** START OF Dataset excerpts **

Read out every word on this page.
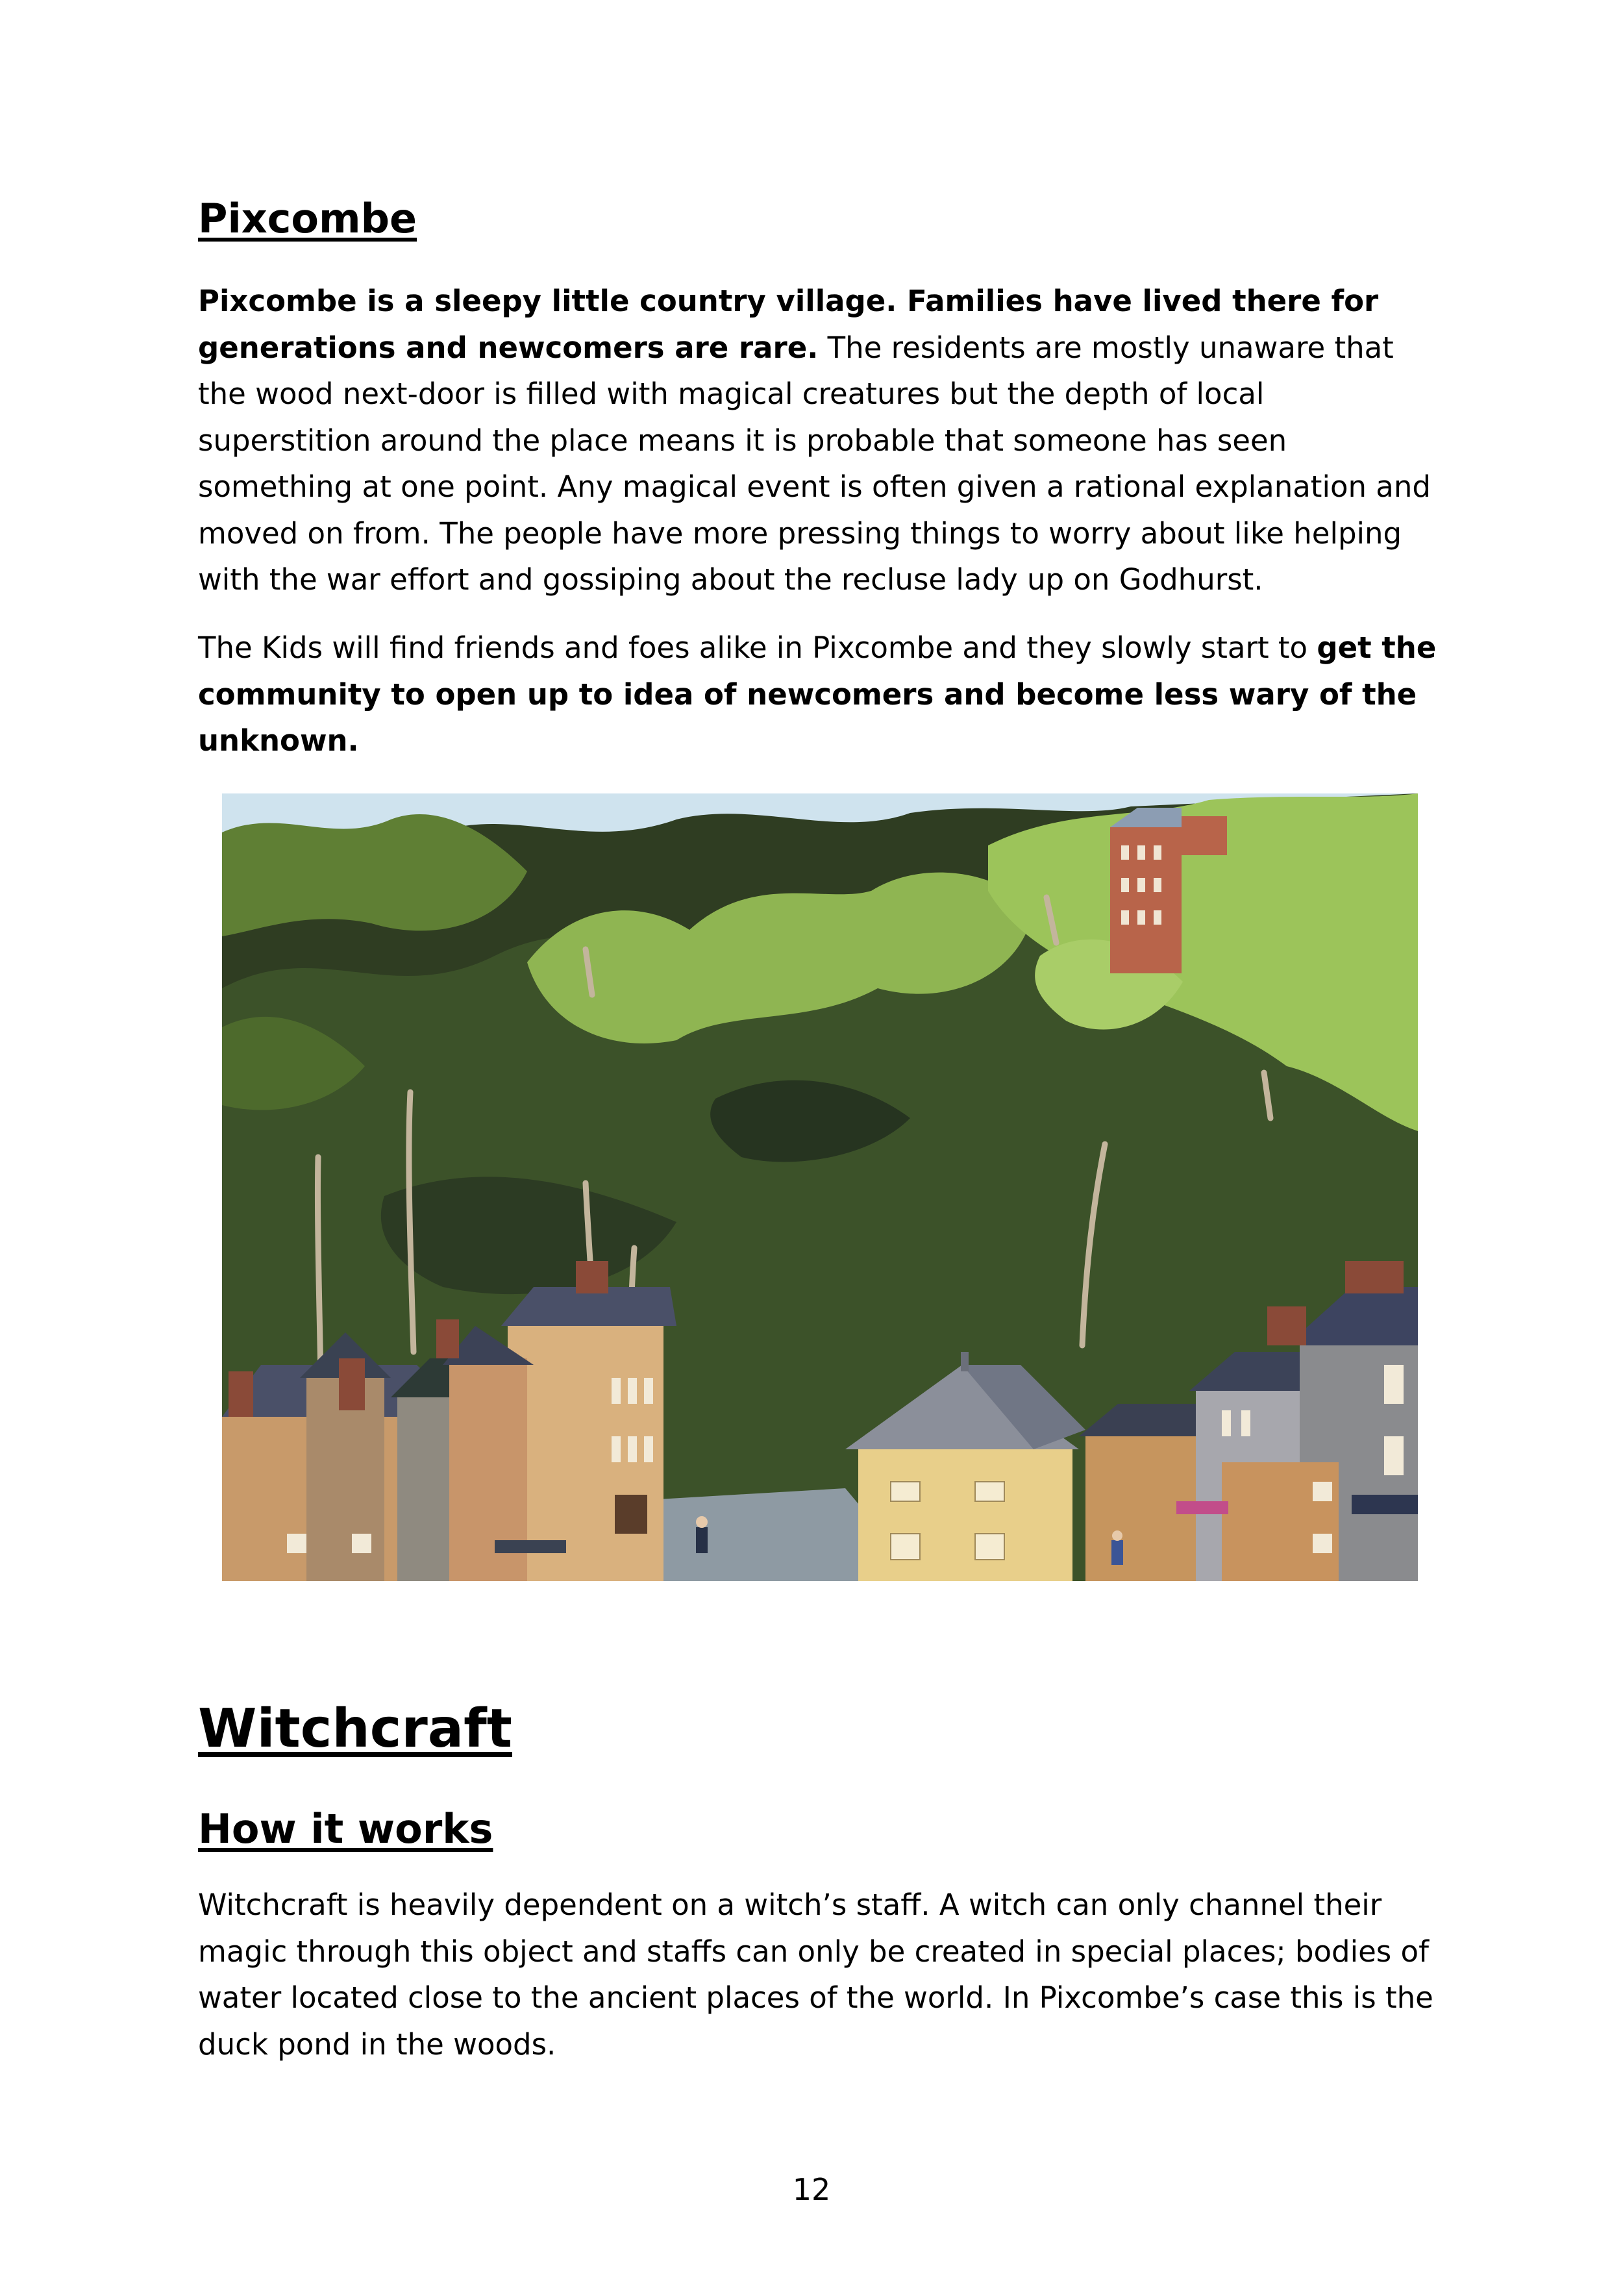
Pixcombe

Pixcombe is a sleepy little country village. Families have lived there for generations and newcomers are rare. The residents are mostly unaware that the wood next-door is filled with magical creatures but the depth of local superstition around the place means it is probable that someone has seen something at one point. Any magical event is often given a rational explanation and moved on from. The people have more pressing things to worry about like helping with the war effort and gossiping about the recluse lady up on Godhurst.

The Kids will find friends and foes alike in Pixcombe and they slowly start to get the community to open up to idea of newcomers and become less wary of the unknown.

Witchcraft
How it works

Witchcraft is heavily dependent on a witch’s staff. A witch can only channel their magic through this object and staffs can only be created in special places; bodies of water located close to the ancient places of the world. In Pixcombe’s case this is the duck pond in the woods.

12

** END OF Dataset excerpts **

Work to do
List each line in the listing that contains the string "newcomers".

Solution
Pixcombe is a sleepy little country village. Families have lived there for generations and newcomers are rare. The residents are mostly unaware that the wood next-door is filled with magical creatures but the depth of local superstition around the place means it is probable that someone has seen something at one point. Any magical event is often given a rational explanation and moved on from. The people have more pressing things to worry about like helping with the war effort and gossiping about the recluse lady up on Godhurst.
The Kids will find friends and foes alike in Pixcombe and they slowly start to get the community to open up to idea of newcomers and become less wary of the unknown.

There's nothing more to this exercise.